Collected data entries
((

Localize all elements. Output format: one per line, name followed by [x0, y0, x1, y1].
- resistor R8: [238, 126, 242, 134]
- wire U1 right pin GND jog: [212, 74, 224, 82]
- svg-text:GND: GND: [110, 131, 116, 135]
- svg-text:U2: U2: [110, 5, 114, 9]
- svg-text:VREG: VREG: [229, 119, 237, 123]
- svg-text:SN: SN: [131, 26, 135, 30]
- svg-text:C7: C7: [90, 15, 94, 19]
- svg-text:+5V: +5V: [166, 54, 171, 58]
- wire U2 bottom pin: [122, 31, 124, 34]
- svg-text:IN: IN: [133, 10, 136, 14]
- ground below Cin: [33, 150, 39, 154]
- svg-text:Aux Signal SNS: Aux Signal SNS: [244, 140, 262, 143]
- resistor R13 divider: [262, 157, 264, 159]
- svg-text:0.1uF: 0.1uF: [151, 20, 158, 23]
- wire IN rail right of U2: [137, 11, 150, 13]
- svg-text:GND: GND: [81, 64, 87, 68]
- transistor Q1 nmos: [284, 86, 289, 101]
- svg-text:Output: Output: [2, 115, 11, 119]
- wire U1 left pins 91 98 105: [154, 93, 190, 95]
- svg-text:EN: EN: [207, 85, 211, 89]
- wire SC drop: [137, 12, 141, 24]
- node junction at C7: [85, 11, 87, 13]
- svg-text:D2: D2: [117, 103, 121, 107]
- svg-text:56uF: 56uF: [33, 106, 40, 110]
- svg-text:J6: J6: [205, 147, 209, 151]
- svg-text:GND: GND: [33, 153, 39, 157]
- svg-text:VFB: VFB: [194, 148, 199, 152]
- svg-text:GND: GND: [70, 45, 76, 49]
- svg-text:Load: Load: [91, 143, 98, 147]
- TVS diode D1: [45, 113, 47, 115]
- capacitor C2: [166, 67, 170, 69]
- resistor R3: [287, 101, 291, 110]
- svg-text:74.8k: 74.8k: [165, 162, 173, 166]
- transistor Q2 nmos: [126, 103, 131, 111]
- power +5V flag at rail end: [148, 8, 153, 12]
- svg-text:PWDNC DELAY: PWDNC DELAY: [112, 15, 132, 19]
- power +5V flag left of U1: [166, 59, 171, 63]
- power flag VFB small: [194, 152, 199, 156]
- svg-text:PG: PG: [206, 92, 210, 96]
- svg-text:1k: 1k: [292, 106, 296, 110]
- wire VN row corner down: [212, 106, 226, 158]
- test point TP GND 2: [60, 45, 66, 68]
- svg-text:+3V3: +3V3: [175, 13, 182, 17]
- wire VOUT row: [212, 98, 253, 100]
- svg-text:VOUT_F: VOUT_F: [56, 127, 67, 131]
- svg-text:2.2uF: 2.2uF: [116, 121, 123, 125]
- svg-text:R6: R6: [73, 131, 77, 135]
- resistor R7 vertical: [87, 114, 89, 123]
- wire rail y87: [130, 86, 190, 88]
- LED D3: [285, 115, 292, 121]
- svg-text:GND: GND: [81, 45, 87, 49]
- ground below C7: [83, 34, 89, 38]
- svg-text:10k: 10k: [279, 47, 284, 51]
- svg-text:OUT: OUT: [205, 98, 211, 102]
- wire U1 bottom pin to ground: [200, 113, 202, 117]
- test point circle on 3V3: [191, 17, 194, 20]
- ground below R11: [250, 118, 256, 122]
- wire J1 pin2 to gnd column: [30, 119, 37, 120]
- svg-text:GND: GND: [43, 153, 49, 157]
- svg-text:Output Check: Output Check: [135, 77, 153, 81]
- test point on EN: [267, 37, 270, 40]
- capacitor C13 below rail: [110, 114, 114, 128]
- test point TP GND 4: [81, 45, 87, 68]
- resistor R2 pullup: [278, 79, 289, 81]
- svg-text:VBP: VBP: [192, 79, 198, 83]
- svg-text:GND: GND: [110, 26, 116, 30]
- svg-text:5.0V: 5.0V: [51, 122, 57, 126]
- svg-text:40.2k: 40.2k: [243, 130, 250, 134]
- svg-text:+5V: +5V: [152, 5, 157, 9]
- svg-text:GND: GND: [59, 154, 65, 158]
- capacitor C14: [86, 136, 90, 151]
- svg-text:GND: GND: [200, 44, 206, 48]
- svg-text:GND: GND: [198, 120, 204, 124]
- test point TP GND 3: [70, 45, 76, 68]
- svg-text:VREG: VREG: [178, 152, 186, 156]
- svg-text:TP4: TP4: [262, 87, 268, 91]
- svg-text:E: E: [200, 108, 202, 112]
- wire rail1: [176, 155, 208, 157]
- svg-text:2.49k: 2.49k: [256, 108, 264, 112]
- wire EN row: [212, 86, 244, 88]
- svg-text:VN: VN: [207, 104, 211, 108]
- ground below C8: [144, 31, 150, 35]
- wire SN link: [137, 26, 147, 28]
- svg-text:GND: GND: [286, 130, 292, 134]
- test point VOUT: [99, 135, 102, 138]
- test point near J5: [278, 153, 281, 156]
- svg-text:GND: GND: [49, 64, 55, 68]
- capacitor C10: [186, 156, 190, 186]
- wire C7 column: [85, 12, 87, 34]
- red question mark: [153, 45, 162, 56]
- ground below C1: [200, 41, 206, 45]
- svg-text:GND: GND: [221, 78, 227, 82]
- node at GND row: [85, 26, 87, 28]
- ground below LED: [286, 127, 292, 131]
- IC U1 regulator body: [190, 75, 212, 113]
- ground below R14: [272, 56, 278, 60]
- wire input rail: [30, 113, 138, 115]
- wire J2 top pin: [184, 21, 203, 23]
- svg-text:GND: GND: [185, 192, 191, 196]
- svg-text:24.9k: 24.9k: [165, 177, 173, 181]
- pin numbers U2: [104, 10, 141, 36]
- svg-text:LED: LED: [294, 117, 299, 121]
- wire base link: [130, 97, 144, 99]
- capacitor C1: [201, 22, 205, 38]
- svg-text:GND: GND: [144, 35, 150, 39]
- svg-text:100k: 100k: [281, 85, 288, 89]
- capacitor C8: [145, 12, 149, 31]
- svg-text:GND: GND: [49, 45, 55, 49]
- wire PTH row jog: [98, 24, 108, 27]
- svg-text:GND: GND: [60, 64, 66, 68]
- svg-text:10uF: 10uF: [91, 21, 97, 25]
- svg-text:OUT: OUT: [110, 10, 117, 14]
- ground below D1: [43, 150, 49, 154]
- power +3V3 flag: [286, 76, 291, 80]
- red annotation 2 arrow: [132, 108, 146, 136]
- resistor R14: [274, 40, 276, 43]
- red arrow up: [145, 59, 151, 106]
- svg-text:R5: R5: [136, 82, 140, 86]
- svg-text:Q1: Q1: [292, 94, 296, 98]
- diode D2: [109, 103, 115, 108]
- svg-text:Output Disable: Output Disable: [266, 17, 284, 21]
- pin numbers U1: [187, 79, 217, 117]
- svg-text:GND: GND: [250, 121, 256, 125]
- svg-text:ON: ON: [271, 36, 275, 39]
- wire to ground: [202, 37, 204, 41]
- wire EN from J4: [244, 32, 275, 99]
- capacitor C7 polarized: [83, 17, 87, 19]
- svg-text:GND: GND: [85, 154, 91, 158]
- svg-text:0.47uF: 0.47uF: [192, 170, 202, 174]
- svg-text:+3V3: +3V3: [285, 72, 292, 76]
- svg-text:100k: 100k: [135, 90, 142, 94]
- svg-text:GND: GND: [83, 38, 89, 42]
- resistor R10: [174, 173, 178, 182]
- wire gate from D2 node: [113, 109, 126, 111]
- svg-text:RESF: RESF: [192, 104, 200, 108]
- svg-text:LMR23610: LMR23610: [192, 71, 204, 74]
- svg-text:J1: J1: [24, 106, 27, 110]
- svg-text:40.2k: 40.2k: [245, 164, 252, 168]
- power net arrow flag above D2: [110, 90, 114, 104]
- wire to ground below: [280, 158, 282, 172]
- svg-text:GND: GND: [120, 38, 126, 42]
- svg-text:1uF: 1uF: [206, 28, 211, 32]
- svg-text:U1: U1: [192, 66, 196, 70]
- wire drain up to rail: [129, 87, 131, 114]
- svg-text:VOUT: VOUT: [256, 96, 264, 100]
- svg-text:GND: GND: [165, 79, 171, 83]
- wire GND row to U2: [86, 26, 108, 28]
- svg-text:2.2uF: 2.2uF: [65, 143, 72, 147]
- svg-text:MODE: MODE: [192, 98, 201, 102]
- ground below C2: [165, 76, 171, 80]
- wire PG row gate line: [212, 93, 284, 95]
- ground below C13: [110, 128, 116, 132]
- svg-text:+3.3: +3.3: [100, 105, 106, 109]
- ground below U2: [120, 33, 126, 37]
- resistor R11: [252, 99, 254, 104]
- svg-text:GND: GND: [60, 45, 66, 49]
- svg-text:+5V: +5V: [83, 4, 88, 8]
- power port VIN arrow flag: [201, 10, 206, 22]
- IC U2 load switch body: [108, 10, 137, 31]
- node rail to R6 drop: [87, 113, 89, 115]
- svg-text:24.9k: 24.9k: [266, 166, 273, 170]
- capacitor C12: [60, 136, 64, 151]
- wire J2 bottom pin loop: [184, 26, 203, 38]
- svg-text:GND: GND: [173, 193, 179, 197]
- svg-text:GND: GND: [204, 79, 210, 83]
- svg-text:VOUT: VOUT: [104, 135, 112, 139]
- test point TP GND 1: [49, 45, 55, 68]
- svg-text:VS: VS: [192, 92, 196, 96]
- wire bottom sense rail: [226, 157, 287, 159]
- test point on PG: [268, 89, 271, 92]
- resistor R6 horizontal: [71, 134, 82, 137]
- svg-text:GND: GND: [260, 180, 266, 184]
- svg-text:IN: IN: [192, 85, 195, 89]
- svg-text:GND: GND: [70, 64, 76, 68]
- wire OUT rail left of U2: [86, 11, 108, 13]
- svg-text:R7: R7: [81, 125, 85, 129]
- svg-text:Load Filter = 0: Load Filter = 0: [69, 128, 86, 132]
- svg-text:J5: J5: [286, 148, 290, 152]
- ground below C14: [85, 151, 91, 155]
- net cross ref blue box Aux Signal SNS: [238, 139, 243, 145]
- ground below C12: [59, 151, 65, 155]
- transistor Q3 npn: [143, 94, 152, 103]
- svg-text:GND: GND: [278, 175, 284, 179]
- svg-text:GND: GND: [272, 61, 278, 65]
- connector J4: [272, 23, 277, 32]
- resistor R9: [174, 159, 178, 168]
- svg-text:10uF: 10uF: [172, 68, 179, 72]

))

WHAT IS REQUIRED
In the records, starting with the first line and going on through the line with "- wire VOUT row: [212, 98, 253, 100]", change "wire" to "trace" and keep every other part of those lines the same. Give only those lines.

SOLUTION TO THE PROBLEM
Localize all elements. Output format: one per line, name followed by [x0, y0, x1, y1].
- resistor R8: [238, 126, 242, 134]
- trace U1 right pin GND jog: [212, 74, 224, 82]
- svg-text:GND: GND: [110, 131, 116, 135]
- svg-text:U2: U2: [110, 5, 114, 9]
- svg-text:VREG: VREG: [229, 119, 237, 123]
- svg-text:SN: SN: [131, 26, 135, 30]
- svg-text:C7: C7: [90, 15, 94, 19]
- svg-text:+5V: +5V: [166, 54, 171, 58]
- trace U2 bottom pin: [122, 31, 124, 34]
- svg-text:IN: IN: [133, 10, 136, 14]
- ground below Cin: [33, 150, 39, 154]
- svg-text:Aux Signal SNS: Aux Signal SNS: [244, 140, 262, 143]
- resistor R13 divider: [262, 157, 264, 159]
- svg-text:0.1uF: 0.1uF: [151, 20, 158, 23]
- trace IN rail right of U2: [137, 11, 150, 13]
- svg-text:GND: GND: [81, 64, 87, 68]
- transistor Q1 nmos: [284, 86, 289, 101]
- svg-text:Output: Output: [2, 115, 11, 119]
- trace U1 left pins 91 98 105: [154, 93, 190, 95]
- svg-text:EN: EN: [207, 85, 211, 89]
- trace SC drop: [137, 12, 141, 24]
- node junction at C7: [85, 11, 87, 13]
- svg-text:D2: D2: [117, 103, 121, 107]
- svg-text:56uF: 56uF: [33, 106, 40, 110]
- svg-text:J6: J6: [205, 147, 209, 151]
- svg-text:GND: GND: [33, 153, 39, 157]
- svg-text:VFB: VFB: [194, 148, 199, 152]
- svg-text:GND: GND: [70, 45, 76, 49]
- svg-text:Load: Load: [91, 143, 98, 147]
- TVS diode D1: [45, 113, 47, 115]
- capacitor C2: [166, 67, 170, 69]
- resistor R3: [287, 101, 291, 110]
- svg-text:74.8k: 74.8k: [165, 162, 173, 166]
- transistor Q2 nmos: [126, 103, 131, 111]
- power +5V flag at rail end: [148, 8, 153, 12]
- svg-text:PWDNC DELAY: PWDNC DELAY: [112, 15, 132, 19]
- power +5V flag left of U1: [166, 59, 171, 63]
- power flag VFB small: [194, 152, 199, 156]
- svg-text:PG: PG: [206, 92, 210, 96]
- svg-text:1k: 1k: [292, 106, 296, 110]
- trace VN row corner down: [212, 106, 226, 158]
- test point TP GND 2: [60, 45, 66, 68]
- svg-text:+3V3: +3V3: [175, 13, 182, 17]
- trace VOUT row: [212, 98, 253, 100]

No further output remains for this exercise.